* INSTRUCTIONS FOR THE TASK
From the entries below, extract every line that includes the word "University".

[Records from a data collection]
--- START ---

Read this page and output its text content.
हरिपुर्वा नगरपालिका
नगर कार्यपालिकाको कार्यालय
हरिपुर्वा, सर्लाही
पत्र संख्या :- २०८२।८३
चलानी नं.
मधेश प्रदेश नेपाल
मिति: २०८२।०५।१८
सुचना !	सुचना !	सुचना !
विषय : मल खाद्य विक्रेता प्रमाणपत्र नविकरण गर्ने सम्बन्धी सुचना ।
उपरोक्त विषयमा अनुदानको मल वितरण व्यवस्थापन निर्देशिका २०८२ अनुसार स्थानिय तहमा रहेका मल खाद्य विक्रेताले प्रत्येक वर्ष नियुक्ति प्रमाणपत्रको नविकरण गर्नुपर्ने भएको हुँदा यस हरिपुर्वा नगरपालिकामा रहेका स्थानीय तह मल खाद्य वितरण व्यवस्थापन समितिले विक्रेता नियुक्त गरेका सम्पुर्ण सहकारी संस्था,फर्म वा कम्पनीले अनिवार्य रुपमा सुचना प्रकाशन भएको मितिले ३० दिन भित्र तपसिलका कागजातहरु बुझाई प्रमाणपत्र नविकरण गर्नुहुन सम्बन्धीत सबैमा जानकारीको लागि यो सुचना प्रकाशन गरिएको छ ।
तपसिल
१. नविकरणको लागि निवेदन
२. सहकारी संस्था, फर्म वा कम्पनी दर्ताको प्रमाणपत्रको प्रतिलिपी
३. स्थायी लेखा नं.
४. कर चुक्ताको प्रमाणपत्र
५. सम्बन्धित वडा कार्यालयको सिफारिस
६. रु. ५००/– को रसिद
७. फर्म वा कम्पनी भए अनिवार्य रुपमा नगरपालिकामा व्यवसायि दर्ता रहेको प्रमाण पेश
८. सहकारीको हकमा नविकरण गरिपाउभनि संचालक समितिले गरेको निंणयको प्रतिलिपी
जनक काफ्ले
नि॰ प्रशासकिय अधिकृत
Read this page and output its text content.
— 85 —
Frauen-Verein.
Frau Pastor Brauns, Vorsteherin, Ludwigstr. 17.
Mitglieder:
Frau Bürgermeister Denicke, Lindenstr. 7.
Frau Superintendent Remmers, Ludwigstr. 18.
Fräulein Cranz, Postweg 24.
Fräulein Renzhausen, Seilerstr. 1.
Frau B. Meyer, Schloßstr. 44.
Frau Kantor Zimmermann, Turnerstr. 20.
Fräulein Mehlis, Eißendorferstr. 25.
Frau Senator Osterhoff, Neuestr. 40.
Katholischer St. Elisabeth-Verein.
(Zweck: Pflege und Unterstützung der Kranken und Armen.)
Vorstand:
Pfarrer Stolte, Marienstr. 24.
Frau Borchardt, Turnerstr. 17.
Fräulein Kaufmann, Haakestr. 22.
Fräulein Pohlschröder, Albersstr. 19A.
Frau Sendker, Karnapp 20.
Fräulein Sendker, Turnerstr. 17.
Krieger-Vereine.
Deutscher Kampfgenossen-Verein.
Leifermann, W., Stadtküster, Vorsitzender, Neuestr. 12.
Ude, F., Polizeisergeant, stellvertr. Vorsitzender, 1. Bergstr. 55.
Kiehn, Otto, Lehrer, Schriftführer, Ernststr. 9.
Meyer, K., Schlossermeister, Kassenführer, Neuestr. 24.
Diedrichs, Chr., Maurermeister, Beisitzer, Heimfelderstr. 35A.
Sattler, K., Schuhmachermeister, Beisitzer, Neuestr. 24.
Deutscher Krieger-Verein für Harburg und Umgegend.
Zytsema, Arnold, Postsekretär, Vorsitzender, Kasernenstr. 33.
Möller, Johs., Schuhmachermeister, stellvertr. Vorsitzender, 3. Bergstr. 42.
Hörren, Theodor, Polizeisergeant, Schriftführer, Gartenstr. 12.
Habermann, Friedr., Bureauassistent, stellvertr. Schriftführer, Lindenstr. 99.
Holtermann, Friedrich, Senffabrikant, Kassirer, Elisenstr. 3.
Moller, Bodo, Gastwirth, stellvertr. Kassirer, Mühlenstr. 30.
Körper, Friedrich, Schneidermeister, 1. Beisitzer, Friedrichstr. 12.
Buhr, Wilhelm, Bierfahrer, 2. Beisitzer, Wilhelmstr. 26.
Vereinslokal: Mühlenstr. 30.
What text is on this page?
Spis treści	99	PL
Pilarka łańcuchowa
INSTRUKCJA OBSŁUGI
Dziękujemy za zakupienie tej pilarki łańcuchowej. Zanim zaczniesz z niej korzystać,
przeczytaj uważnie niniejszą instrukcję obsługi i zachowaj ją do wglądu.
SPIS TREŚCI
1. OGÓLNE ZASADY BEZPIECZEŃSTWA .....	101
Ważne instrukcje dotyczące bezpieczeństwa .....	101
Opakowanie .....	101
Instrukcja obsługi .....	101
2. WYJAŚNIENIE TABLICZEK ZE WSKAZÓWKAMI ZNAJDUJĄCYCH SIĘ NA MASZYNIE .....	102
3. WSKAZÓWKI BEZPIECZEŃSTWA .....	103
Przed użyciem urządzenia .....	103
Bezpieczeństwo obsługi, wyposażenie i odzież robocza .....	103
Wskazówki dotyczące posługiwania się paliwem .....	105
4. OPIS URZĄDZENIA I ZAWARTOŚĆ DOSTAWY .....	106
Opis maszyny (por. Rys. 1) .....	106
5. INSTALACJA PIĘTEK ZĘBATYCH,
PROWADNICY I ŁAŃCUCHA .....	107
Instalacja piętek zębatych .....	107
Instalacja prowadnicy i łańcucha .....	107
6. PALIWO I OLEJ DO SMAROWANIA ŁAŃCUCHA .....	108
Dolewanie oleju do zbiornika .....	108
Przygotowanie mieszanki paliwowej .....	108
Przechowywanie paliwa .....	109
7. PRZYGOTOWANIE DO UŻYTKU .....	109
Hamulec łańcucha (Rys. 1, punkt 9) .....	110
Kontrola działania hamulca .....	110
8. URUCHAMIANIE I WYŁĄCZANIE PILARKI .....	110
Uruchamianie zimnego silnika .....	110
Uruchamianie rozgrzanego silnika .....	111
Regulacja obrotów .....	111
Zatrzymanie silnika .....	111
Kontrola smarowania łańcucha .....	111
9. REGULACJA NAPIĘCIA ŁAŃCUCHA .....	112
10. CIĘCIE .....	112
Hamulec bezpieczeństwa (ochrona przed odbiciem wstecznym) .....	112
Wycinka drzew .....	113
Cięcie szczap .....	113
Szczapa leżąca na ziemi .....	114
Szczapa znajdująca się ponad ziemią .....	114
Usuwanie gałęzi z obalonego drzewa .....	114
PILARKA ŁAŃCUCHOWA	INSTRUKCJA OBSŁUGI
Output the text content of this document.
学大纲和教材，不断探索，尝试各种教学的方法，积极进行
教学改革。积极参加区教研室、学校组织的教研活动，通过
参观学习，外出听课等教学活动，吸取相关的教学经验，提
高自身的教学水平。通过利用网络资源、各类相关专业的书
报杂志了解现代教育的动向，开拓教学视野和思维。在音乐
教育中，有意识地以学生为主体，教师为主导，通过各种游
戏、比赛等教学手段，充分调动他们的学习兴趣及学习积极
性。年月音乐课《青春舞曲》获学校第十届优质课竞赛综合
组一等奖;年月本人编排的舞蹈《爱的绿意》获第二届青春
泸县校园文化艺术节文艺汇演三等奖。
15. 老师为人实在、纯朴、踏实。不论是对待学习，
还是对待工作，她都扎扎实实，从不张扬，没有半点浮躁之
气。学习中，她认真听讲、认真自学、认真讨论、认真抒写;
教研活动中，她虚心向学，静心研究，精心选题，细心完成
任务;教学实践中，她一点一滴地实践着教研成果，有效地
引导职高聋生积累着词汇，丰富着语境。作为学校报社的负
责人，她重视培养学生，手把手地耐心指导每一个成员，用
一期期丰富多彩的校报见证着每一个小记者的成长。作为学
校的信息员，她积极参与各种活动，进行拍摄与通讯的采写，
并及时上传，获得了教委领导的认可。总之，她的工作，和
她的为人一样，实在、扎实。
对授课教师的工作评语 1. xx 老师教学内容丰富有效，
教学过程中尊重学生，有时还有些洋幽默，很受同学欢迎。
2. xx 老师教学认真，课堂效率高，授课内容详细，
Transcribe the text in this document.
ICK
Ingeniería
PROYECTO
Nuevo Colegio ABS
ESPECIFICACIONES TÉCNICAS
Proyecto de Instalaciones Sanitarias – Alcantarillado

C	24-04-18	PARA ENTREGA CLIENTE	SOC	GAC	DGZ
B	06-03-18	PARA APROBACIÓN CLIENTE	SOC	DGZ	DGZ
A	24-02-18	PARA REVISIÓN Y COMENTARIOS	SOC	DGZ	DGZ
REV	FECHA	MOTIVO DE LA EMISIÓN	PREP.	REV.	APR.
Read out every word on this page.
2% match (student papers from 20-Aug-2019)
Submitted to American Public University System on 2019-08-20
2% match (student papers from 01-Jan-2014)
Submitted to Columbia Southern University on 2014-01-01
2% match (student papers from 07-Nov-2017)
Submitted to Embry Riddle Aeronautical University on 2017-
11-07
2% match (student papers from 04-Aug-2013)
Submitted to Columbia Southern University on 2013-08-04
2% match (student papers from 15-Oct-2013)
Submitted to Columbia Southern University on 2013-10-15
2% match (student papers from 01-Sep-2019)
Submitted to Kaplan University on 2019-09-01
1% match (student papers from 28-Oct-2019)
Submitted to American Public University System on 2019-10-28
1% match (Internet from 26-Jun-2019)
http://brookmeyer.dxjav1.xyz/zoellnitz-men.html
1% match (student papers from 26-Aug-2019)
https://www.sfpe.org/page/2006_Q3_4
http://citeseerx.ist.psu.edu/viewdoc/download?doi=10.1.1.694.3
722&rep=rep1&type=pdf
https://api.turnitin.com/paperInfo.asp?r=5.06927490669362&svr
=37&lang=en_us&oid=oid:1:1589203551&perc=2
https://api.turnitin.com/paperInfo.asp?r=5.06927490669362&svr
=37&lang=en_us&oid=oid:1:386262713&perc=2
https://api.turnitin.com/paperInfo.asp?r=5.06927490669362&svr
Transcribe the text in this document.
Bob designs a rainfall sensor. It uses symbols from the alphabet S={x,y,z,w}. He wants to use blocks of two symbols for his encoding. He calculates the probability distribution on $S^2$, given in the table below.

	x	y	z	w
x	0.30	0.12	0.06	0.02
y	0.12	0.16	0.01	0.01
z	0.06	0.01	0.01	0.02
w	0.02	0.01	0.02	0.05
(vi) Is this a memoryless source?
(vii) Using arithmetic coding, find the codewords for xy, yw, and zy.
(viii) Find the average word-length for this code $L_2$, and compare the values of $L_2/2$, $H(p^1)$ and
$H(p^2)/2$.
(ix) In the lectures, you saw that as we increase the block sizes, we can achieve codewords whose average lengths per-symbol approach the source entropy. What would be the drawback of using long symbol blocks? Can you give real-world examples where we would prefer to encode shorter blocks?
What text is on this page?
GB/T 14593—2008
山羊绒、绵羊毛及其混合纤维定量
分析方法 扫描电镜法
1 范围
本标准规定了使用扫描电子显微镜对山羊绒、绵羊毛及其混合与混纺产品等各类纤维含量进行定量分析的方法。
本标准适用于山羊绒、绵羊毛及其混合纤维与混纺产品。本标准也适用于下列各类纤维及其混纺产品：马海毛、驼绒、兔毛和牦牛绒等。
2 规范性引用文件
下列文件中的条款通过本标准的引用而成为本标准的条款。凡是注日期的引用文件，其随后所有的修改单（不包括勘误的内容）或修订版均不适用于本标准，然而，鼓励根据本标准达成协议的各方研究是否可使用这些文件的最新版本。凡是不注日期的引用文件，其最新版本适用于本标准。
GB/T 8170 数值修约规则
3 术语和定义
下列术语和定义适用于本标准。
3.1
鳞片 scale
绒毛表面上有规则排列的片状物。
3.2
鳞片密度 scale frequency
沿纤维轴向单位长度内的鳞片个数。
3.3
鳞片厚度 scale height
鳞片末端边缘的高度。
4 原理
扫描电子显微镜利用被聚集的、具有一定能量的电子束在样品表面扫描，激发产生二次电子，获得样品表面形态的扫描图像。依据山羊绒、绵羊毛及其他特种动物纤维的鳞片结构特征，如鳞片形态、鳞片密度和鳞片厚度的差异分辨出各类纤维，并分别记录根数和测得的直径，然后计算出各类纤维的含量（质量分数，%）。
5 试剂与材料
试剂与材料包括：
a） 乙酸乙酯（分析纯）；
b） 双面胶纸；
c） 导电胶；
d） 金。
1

--- END ---

* SOLUTION TO THE EXERCISE
Submitted to American Public University System on 2019-08-20
Submitted to Columbia Southern University on 2014-01-01
Submitted to Embry Riddle Aeronautical University on 2017-
Submitted to Columbia Southern University on 2013-08-04
Submitted to Columbia Southern University on 2013-10-15
Submitted to Kaplan University on 2019-09-01
Submitted to American Public University System on 2019-10-28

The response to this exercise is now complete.